Goal
Check each line of the listing for the word "गदपत" and give only the number of lines that have it.

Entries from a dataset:

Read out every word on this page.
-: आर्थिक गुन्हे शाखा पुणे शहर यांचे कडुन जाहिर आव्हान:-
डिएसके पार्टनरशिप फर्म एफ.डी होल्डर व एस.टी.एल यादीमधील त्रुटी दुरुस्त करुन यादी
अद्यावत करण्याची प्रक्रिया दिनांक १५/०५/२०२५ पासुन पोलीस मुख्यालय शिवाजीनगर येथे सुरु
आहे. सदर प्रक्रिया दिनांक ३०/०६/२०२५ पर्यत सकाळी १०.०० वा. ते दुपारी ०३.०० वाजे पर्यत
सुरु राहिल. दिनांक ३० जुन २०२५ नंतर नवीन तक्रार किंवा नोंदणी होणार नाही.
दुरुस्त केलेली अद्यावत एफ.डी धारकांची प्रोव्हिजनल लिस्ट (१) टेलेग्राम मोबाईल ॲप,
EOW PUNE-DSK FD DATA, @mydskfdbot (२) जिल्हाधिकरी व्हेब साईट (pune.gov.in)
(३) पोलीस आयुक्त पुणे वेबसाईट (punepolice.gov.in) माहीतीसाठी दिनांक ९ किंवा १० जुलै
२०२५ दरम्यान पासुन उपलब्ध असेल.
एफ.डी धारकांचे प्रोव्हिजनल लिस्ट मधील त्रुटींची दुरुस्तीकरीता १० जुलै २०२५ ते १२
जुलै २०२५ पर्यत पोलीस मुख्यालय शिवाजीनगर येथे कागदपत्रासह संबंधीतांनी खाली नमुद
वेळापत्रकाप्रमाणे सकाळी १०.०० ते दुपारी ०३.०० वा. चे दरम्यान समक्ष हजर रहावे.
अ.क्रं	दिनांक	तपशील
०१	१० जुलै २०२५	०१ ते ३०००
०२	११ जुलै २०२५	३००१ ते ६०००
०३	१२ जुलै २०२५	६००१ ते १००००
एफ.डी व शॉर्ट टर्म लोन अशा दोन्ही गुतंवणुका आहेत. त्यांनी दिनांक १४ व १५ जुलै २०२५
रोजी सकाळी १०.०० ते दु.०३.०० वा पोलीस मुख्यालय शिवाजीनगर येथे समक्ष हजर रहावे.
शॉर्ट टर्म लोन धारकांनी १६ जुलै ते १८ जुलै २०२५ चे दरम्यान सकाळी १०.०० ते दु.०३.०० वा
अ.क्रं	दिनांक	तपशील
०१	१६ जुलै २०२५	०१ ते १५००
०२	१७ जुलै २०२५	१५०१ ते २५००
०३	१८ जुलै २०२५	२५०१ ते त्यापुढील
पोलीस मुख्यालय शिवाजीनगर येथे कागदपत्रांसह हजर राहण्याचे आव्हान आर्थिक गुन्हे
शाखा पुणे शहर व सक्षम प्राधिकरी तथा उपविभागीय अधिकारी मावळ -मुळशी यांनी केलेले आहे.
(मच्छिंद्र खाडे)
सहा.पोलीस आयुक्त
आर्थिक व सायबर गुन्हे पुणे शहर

The answer
2